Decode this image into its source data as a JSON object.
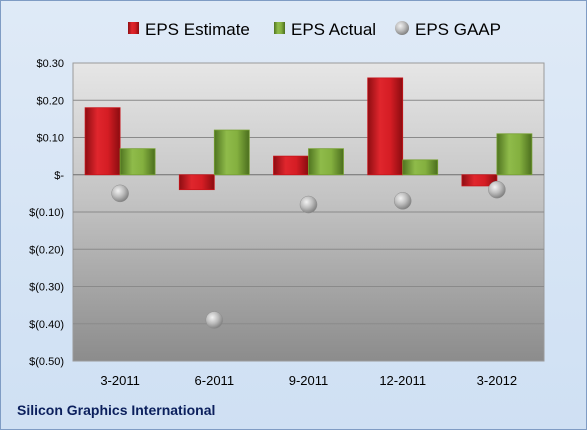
{
  "company_name": "Silicon Graphics International",
  "colors": {
    "estimate": "#c8141b",
    "actual": "#77a033",
    "gaap": "#b4b4b4"
  },
  "chart_data": {
    "type": "bar",
    "categories": [
      "3-2011",
      "6-2011",
      "9-2011",
      "12-2011",
      "3-2012"
    ],
    "series": [
      {
        "name": "EPS Estimate",
        "kind": "bar",
        "values": [
          0.18,
          -0.04,
          0.05,
          0.26,
          -0.03
        ]
      },
      {
        "name": "EPS Actual",
        "kind": "bar",
        "values": [
          0.07,
          0.12,
          0.07,
          0.04,
          0.11
        ]
      },
      {
        "name": "EPS GAAP",
        "kind": "marker",
        "values": [
          -0.05,
          -0.39,
          -0.08,
          -0.07,
          -0.04
        ]
      }
    ],
    "ylim": [
      -0.5,
      0.3
    ],
    "yticks": [
      0.3,
      0.2,
      0.1,
      0,
      -0.1,
      -0.2,
      -0.3,
      -0.4,
      -0.5
    ],
    "ytick_labels": [
      "$0.30",
      "$0.20",
      "$0.10",
      "$-",
      "$(0.10)",
      "$(0.20)",
      "$(0.30)",
      "$(0.40)",
      "$(0.50)"
    ],
    "grid": true,
    "legend_position": "top"
  }
}
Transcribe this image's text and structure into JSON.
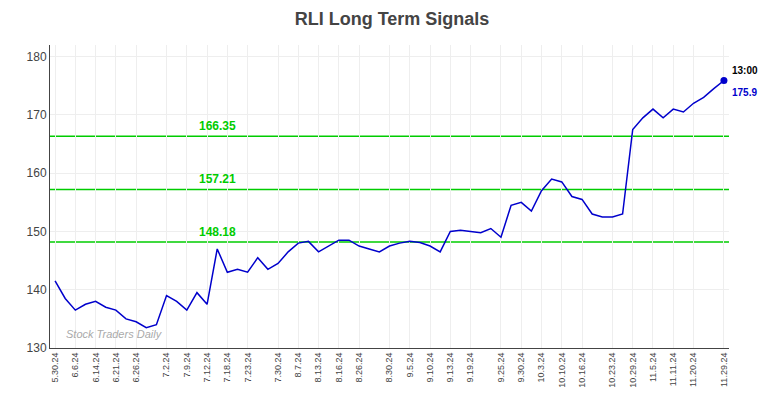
{
  "chart_data": {
    "type": "line",
    "title": "RLI Long Term Signals",
    "categories": [
      "5.30.24",
      null,
      "6.6.24",
      null,
      "6.14.24",
      null,
      "6.21.24",
      null,
      "6.26.24",
      null,
      null,
      "7.2.24",
      null,
      "7.9.24",
      null,
      "7.12.24",
      null,
      "7.18.24",
      null,
      "7.23.24",
      null,
      null,
      "7.30.24",
      null,
      "8.7.24",
      null,
      "8.13.24",
      null,
      "8.16.24",
      null,
      "8.26.24",
      null,
      null,
      "8.30.24",
      null,
      "9.5.24",
      null,
      "9.10.24",
      null,
      "9.13.24",
      null,
      "9.19.24",
      null,
      null,
      "9.25.24",
      null,
      "9.30.24",
      null,
      "10.3.24",
      null,
      "10.10.24",
      null,
      "10.16.24",
      null,
      null,
      "10.23.24",
      null,
      "10.29.24",
      null,
      "11.5.24",
      null,
      "11.11.24",
      null,
      "11.20.24",
      null,
      null,
      "11.29.24"
    ],
    "values": [
      141.5,
      138.5,
      136.5,
      137.5,
      138.0,
      137.0,
      136.5,
      135.0,
      134.5,
      133.5,
      134.0,
      139.0,
      138.0,
      136.5,
      139.5,
      137.5,
      147.0,
      143.0,
      143.5,
      143.0,
      145.5,
      143.5,
      144.5,
      146.5,
      148.0,
      148.3,
      146.5,
      147.5,
      148.5,
      148.5,
      147.5,
      147.0,
      146.5,
      147.5,
      148.0,
      148.3,
      148.1,
      147.5,
      146.5,
      150.0,
      150.2,
      150.0,
      149.8,
      150.5,
      149.0,
      154.5,
      155.0,
      153.5,
      157.0,
      159.0,
      158.5,
      156.0,
      155.5,
      153.0,
      152.5,
      152.5,
      153.0,
      167.5,
      169.5,
      171.0,
      169.5,
      171.0,
      170.5,
      172.0,
      173.0,
      174.5,
      175.9
    ],
    "color": "#0000cc",
    "ylim": [
      130,
      182
    ],
    "yticks": [
      130,
      140,
      150,
      160,
      170,
      180
    ],
    "grid": true,
    "reference_lines": [
      {
        "y": 148.18,
        "label": "148.18",
        "color": "#00cc00"
      },
      {
        "y": 157.21,
        "label": "157.21",
        "color": "#00cc00"
      },
      {
        "y": 166.35,
        "label": "166.35",
        "color": "#00cc00"
      }
    ],
    "annotations": [
      {
        "text": "13:00",
        "color": "#000000"
      },
      {
        "text": "175.9",
        "color": "#0000cc"
      }
    ],
    "watermark": {
      "text": "Stock Traders Daily",
      "color": "#aaaaaa"
    }
  }
}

Given exercise:
Can you retype every record above exactly, leaving out the pictures?

Answer to the exercise:
Decode this image into its source data as a JSON object.
{
  "company_name": "Silicon Graphics International",
  "colors": {
    "estimate": "#c8141b",
    "actual": "#77a033",
    "gaap": "#b4b4b4"
  },
  "chart_data": {
    "type": "bar",
    "categories": [
      "3-2011",
      "6-2011",
      "9-2011",
      "12-2011",
      "3-2012"
    ],
    "series": [
      {
        "name": "EPS Estimate",
        "kind": "bar",
        "values": [
          0.18,
          -0.04,
          0.05,
          0.26,
          -0.03
        ]
      },
      {
        "name": "EPS Actual",
        "kind": "bar",
        "values": [
          0.07,
          0.12,
          0.07,
          0.04,
          0.11
        ]
      },
      {
        "name": "EPS GAAP",
        "kind": "marker",
        "values": [
          -0.05,
          -0.39,
          -0.08,
          -0.07,
          -0.04
        ]
      }
    ],
    "ylim": [
      -0.5,
      0.3
    ],
    "yticks": [
      0.3,
      0.2,
      0.1,
      0,
      -0.1,
      -0.2,
      -0.3,
      -0.4,
      -0.5
    ],
    "ytick_labels": [
      "$0.30",
      "$0.20",
      "$0.10",
      "$-",
      "$(0.10)",
      "$(0.20)",
      "$(0.30)",
      "$(0.40)",
      "$(0.50)"
    ],
    "grid": true,
    "legend_position": "top"
  }
}
Transcribe this image's text and structure into JSON.
{
  "chart_data": {
    "type": "line",
    "title": "RLI Long Term Signals",
    "categories": [
      "5.30.24",
      null,
      "6.6.24",
      null,
      "6.14.24",
      null,
      "6.21.24",
      null,
      "6.26.24",
      null,
      null,
      "7.2.24",
      null,
      "7.9.24",
      null,
      "7.12.24",
      null,
      "7.18.24",
      null,
      "7.23.24",
      null,
      null,
      "7.30.24",
      null,
      "8.7.24",
      null,
      "8.13.24",
      null,
      "8.16.24",
      null,
      "8.26.24",
      null,
      null,
      "8.30.24",
      null,
      "9.5.24",
      null,
      "9.10.24",
      null,
      "9.13.24",
      null,
      "9.19.24",
      null,
      null,
      "9.25.24",
      null,
      "9.30.24",
      null,
      "10.3.24",
      null,
      "10.10.24",
      null,
      "10.16.24",
      null,
      null,
      "10.23.24",
      null,
      "10.29.24",
      null,
      "11.5.24",
      null,
      "11.11.24",
      null,
      "11.20.24",
      null,
      null,
      "11.29.24"
    ],
    "values": [
      141.5,
      138.5,
      136.5,
      137.5,
      138.0,
      137.0,
      136.5,
      135.0,
      134.5,
      133.5,
      134.0,
      139.0,
      138.0,
      136.5,
      139.5,
      137.5,
      147.0,
      143.0,
      143.5,
      143.0,
      145.5,
      143.5,
      144.5,
      146.5,
      148.0,
      148.3,
      146.5,
      147.5,
      148.5,
      148.5,
      147.5,
      147.0,
      146.5,
      147.5,
      148.0,
      148.3,
      148.1,
      147.5,
      146.5,
      150.0,
      150.2,
      150.0,
      149.8,
      150.5,
      149.0,
      154.5,
      155.0,
      153.5,
      157.0,
      159.0,
      158.5,
      156.0,
      155.5,
      153.0,
      152.5,
      152.5,
      153.0,
      167.5,
      169.5,
      171.0,
      169.5,
      171.0,
      170.5,
      172.0,
      173.0,
      174.5,
      175.9
    ],
    "color": "#0000cc",
    "ylim": [
      130,
      182
    ],
    "yticks": [
      130,
      140,
      150,
      160,
      170,
      180
    ],
    "grid": true,
    "reference_lines": [
      {
        "y": 148.18,
        "label": "148.18",
        "color": "#00cc00"
      },
      {
        "y": 157.21,
        "label": "157.21",
        "color": "#00cc00"
      },
      {
        "y": 166.35,
        "label": "166.35",
        "color": "#00cc00"
      }
    ],
    "annotations": [
      {
        "text": "13:00",
        "color": "#000000"
      },
      {
        "text": "175.9",
        "color": "#0000cc"
      }
    ],
    "watermark": {
      "text": "Stock Traders Daily",
      "color": "#aaaaaa"
    }
  }
}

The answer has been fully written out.